PROBLEM DESCRIPTION:
Find how many lines in the data below include the word "Protections", then write only that number.

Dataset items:

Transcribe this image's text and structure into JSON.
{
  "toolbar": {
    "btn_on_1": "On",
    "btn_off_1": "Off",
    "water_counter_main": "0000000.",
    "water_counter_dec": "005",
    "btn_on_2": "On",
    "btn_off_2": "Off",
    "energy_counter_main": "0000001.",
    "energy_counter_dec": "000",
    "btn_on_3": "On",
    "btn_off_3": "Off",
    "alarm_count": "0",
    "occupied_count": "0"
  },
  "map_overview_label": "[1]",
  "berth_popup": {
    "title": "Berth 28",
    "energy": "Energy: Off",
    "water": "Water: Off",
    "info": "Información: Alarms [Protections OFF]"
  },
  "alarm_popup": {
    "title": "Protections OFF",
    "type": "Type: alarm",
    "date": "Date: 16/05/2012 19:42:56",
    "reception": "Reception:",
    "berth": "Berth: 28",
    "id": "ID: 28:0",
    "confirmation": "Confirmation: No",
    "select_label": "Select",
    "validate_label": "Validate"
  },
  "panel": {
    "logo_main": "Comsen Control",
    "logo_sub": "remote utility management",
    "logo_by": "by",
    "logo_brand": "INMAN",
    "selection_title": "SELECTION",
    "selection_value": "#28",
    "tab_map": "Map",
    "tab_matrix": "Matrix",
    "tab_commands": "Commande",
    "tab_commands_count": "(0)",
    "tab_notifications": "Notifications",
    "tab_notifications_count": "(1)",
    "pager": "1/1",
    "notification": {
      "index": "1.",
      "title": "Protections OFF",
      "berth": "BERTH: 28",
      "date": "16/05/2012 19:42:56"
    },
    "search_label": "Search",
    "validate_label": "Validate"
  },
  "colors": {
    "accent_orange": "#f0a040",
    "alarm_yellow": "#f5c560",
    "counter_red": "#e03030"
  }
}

FINAL ANSWER:
3